### Records for the exercise
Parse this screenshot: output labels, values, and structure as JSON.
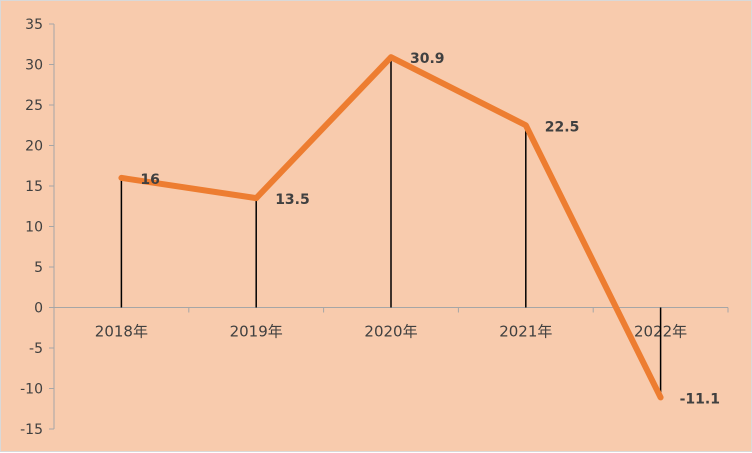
{
  "chart_data": {
    "type": "line",
    "categories": [
      "2018年",
      "2019年",
      "2020年",
      "2021年",
      "2022年"
    ],
    "series": [
      {
        "values": [
          16,
          13.5,
          30.9,
          22.5,
          -11.1
        ]
      }
    ],
    "data_labels": [
      "16",
      "13.5",
      "30.9",
      "22.5",
      "-11.1"
    ],
    "ylim": [
      -15,
      35
    ],
    "yticks": [
      35,
      30,
      25,
      20,
      15,
      10,
      5,
      0,
      -5,
      -10,
      -15
    ],
    "drop_lines": true,
    "grid": false,
    "legend": "none",
    "colors": {
      "line": "#ed7d31",
      "background": "#f8cbad",
      "axis": "#a6a6a6",
      "drop_line": "#000000",
      "text": "#404040"
    }
  }
}
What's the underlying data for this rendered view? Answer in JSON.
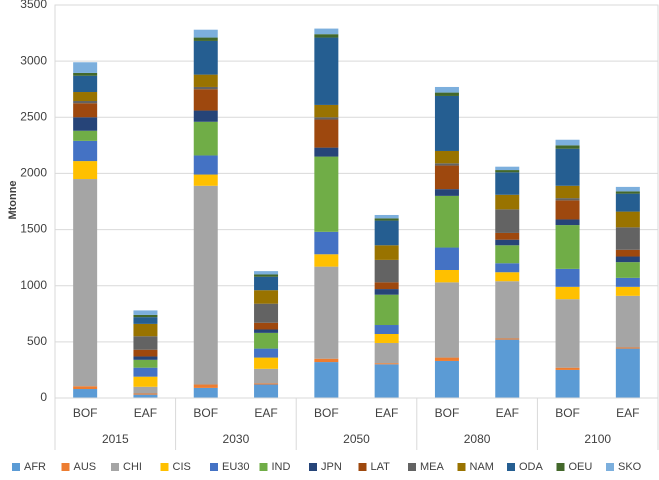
{
  "chart_data": {
    "type": "stacked_bar",
    "y_label": "Mtonne",
    "categories": [
      "BOF",
      "EAF",
      "BOF",
      "EAF",
      "BOF",
      "EAF",
      "BOF",
      "EAF",
      "BOF",
      "EAF"
    ],
    "groups": [
      "2015",
      "2030",
      "2050",
      "2080",
      "2100"
    ],
    "ylim": [
      0,
      3500
    ],
    "yticks": [
      0,
      500,
      1000,
      1500,
      2000,
      2500,
      3000,
      3500
    ],
    "grid": true,
    "legend": "bottom",
    "series": [
      {
        "name": "AFR",
        "color": "#5b9bd5",
        "values": [
          80,
          30,
          90,
          120,
          320,
          300,
          330,
          520,
          250,
          440
        ]
      },
      {
        "name": "AUS",
        "color": "#ed7d31",
        "values": [
          25,
          10,
          30,
          10,
          30,
          10,
          30,
          10,
          20,
          10
        ]
      },
      {
        "name": "CHI",
        "color": "#a5a5a5",
        "values": [
          1845,
          60,
          1770,
          130,
          820,
          180,
          670,
          510,
          610,
          460
        ]
      },
      {
        "name": "CIS",
        "color": "#ffc000",
        "values": [
          160,
          90,
          100,
          100,
          110,
          80,
          110,
          80,
          110,
          80
        ]
      },
      {
        "name": "EU30",
        "color": "#4472c4",
        "values": [
          180,
          80,
          170,
          80,
          200,
          80,
          200,
          80,
          160,
          80
        ]
      },
      {
        "name": "IND",
        "color": "#70ad47",
        "values": [
          90,
          70,
          300,
          140,
          670,
          270,
          460,
          160,
          390,
          140
        ]
      },
      {
        "name": "JPN",
        "color": "#264478",
        "values": [
          120,
          30,
          100,
          30,
          80,
          50,
          60,
          50,
          50,
          50
        ]
      },
      {
        "name": "LAT",
        "color": "#9e480e",
        "values": [
          125,
          60,
          190,
          60,
          250,
          60,
          210,
          60,
          170,
          60
        ]
      },
      {
        "name": "MEA",
        "color": "#636363",
        "values": [
          20,
          120,
          20,
          170,
          20,
          200,
          20,
          210,
          20,
          200
        ]
      },
      {
        "name": "NAM",
        "color": "#997300",
        "values": [
          80,
          110,
          110,
          120,
          110,
          130,
          110,
          130,
          110,
          140
        ]
      },
      {
        "name": "ODA",
        "color": "#255e91",
        "values": [
          145,
          60,
          300,
          120,
          600,
          220,
          490,
          200,
          330,
          160
        ]
      },
      {
        "name": "OEU",
        "color": "#43682b",
        "values": [
          25,
          20,
          30,
          20,
          30,
          20,
          30,
          20,
          30,
          20
        ]
      },
      {
        "name": "SKO",
        "color": "#7cafdd",
        "values": [
          95,
          40,
          70,
          30,
          50,
          30,
          50,
          30,
          50,
          40
        ]
      }
    ]
  }
}
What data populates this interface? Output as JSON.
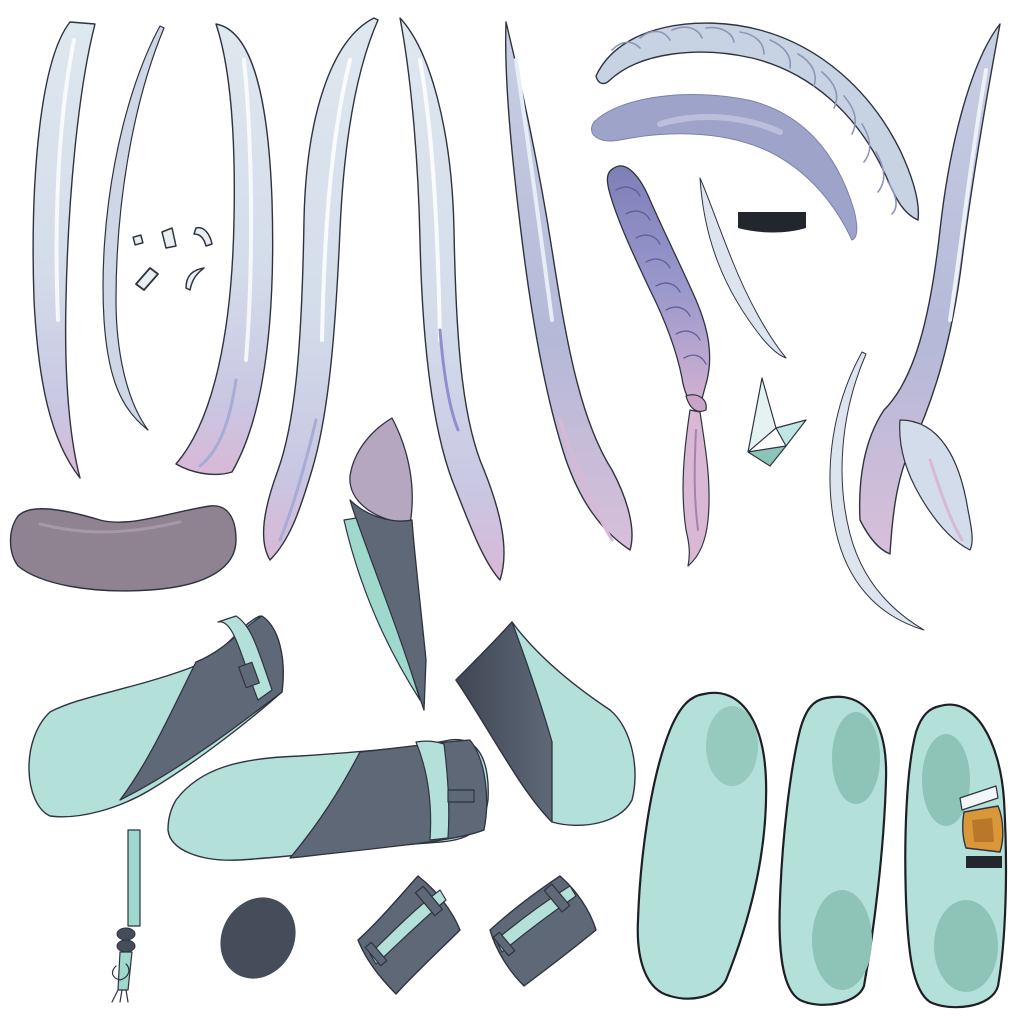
{
  "canvas": {
    "background": "#ffffff"
  },
  "palette": {
    "hair_base": "#dce6ee",
    "hair_shadow": "#b6bdd8",
    "hair_deep": "#9ea3c9",
    "hair_tip": "#d9b8d6",
    "hair_accent": "#8f8fd0",
    "outline": "#2f3340",
    "mint": "#b3e0d8",
    "mint_shade": "#8ec4b8",
    "slate": "#5e6877",
    "slate_dark": "#454d5a",
    "mauve": "#8f8291",
    "lilac": "#b5a7c0",
    "amber": "#d9973a",
    "black": "#24262d"
  },
  "parts": [
    {
      "id": "hair-lock-left",
      "icon": "hair-lock-icon"
    },
    {
      "id": "hair-lock-inner-curve",
      "icon": "hair-curve-icon"
    },
    {
      "id": "hair-ornament-clips",
      "icon": "hair-clip-icon"
    },
    {
      "id": "hair-lock-long-left",
      "icon": "hair-lock-icon"
    },
    {
      "id": "hair-lock-long-right",
      "icon": "hair-lock-icon"
    },
    {
      "id": "hair-lock-side",
      "icon": "hair-lock-icon"
    },
    {
      "id": "braid-crown",
      "icon": "braid-icon"
    },
    {
      "id": "bangs-shadow-band",
      "icon": "hair-band-icon"
    },
    {
      "id": "braid-small",
      "icon": "braid-icon"
    },
    {
      "id": "hair-strand-thin",
      "icon": "hair-strand-icon"
    },
    {
      "id": "black-band",
      "icon": "band-icon"
    },
    {
      "id": "crystal-ornament",
      "icon": "crystal-icon"
    },
    {
      "id": "hair-lock-far-right",
      "icon": "hair-lock-icon"
    },
    {
      "id": "hair-strand-arc",
      "icon": "hair-strand-icon"
    },
    {
      "id": "collar-piece",
      "icon": "collar-icon"
    },
    {
      "id": "scarf-tail",
      "icon": "scarf-icon"
    },
    {
      "id": "sleeve-left",
      "icon": "sleeve-icon"
    },
    {
      "id": "sleeve-right",
      "icon": "sleeve-icon"
    },
    {
      "id": "sleeve-cut",
      "icon": "sleeve-icon"
    },
    {
      "id": "shoe-sole-plain",
      "icon": "shoe-sole-icon"
    },
    {
      "id": "shoe-sole-shaded",
      "icon": "shoe-sole-icon"
    },
    {
      "id": "shoe-top-buckle",
      "icon": "shoe-buckle-icon"
    },
    {
      "id": "tassel-cord",
      "icon": "tassel-icon"
    },
    {
      "id": "dark-oval-patch",
      "icon": "patch-icon"
    },
    {
      "id": "cuff-band-left",
      "icon": "cuff-icon"
    },
    {
      "id": "cuff-band-right",
      "icon": "cuff-icon"
    }
  ]
}
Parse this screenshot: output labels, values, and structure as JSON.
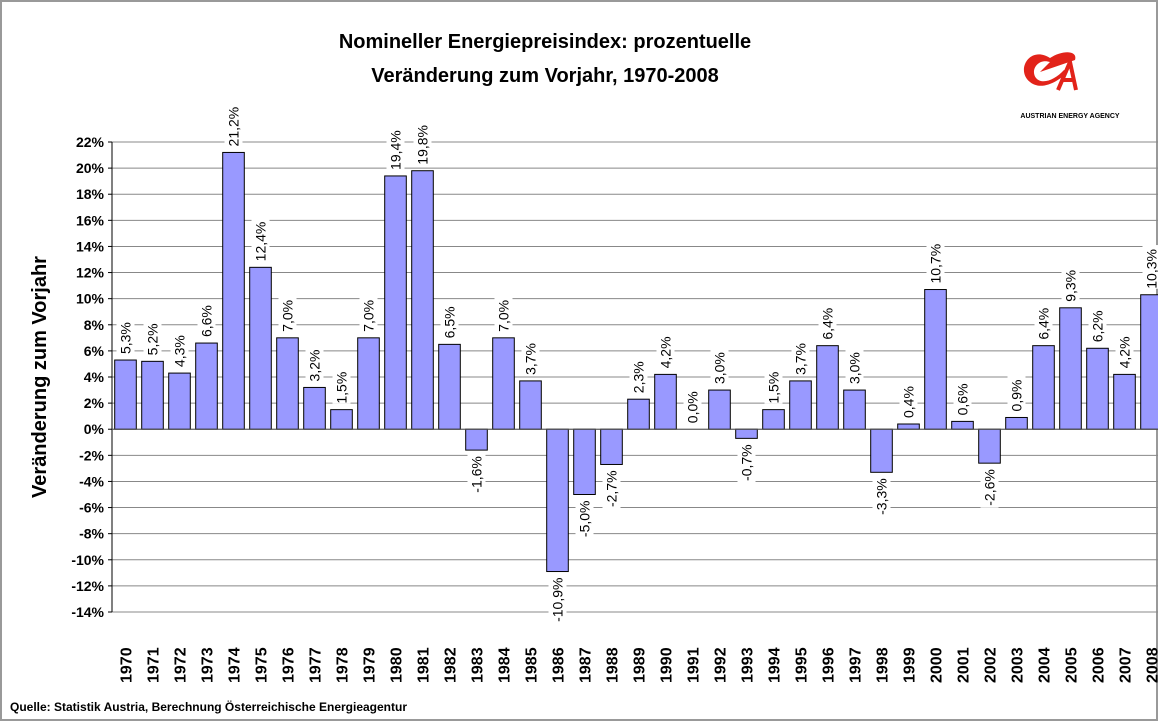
{
  "chart_data": {
    "type": "bar",
    "title": [
      "Nomineller Energiepreisindex: prozentuelle",
      "Veränderung zum Vorjahr, 1970-2008"
    ],
    "y_label": "Veränderung zum Vorjahr",
    "source": "Quelle: Statistik Austria, Berechnung Österreichische Energieagentur",
    "logo_text": "AUSTRIAN ENERGY AGENCY",
    "categories": [
      "1970",
      "1971",
      "1972",
      "1973",
      "1974",
      "1975",
      "1976",
      "1977",
      "1978",
      "1979",
      "1980",
      "1981",
      "1982",
      "1983",
      "1984",
      "1985",
      "1986",
      "1987",
      "1988",
      "1989",
      "1990",
      "1991",
      "1992",
      "1993",
      "1994",
      "1995",
      "1996",
      "1997",
      "1998",
      "1999",
      "2000",
      "2001",
      "2002",
      "2003",
      "2004",
      "2005",
      "2006",
      "2007",
      "2008"
    ],
    "values": [
      5.3,
      5.2,
      4.3,
      6.6,
      21.2,
      12.4,
      7.0,
      3.2,
      1.5,
      7.0,
      19.4,
      19.8,
      6.5,
      -1.6,
      7.0,
      3.7,
      -10.9,
      -5.0,
      -2.7,
      2.3,
      4.2,
      0.0,
      3.0,
      -0.7,
      1.5,
      3.7,
      6.4,
      3.0,
      -3.3,
      0.4,
      10.7,
      0.6,
      -2.6,
      0.9,
      6.4,
      9.3,
      6.2,
      4.2,
      10.3
    ],
    "value_labels": [
      "5,3%",
      "5,2%",
      "4,3%",
      "6,6%",
      "21,2%",
      "12,4%",
      "7,0%",
      "3,2%",
      "1,5%",
      "7,0%",
      "19,4%",
      "19,8%",
      "6,5%",
      "-1,6%",
      "7,0%",
      "3,7%",
      "-10,9%",
      "-5,0%",
      "-2,7%",
      "2,3%",
      "4,2%",
      "0,0%",
      "3,0%",
      "-0,7%",
      "1,5%",
      "3,7%",
      "6,4%",
      "3,0%",
      "-3,3%",
      "0,4%",
      "10,7%",
      "0,6%",
      "-2,6%",
      "0,9%",
      "6,4%",
      "9,3%",
      "6,2%",
      "4,2%",
      "10,3%"
    ],
    "color": "#9999ff",
    "ylim": [
      -14,
      22
    ],
    "yticks": [
      {
        "value": -14,
        "label": "-14%"
      },
      {
        "value": -12,
        "label": "-12%"
      },
      {
        "value": -10,
        "label": "-10%"
      },
      {
        "value": -8,
        "label": "-8%"
      },
      {
        "value": -6,
        "label": "-6%"
      },
      {
        "value": -4,
        "label": "-4%"
      },
      {
        "value": -2,
        "label": "-2%"
      },
      {
        "value": 0,
        "label": "0%"
      },
      {
        "value": 2,
        "label": "2%"
      },
      {
        "value": 4,
        "label": "4%"
      },
      {
        "value": 6,
        "label": "6%"
      },
      {
        "value": 8,
        "label": "8%"
      },
      {
        "value": 10,
        "label": "10%"
      },
      {
        "value": 12,
        "label": "12%"
      },
      {
        "value": 14,
        "label": "14%"
      },
      {
        "value": 16,
        "label": "16%"
      },
      {
        "value": 18,
        "label": "18%"
      },
      {
        "value": 20,
        "label": "20%"
      },
      {
        "value": 22,
        "label": "22%"
      }
    ],
    "grid": true
  }
}
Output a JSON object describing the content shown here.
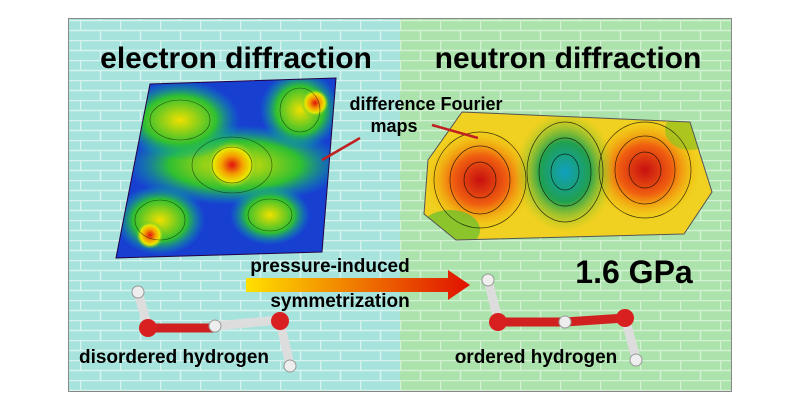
{
  "panels": {
    "left": {
      "title": "electron diffraction",
      "caption": "disordered hydrogen"
    },
    "right": {
      "title": "neutron diffraction",
      "caption": "ordered hydrogen"
    }
  },
  "annotation": {
    "lines": [
      "difference Fourier",
      "maps"
    ]
  },
  "arrow": {
    "lines": [
      "pressure-induced",
      "symmetrization"
    ]
  },
  "pressure": "1.6 GPa"
}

### Instructions to follow
Check each line of the records above for the word "title", then give the number of lines that have it, with no other words.

### Task solution
3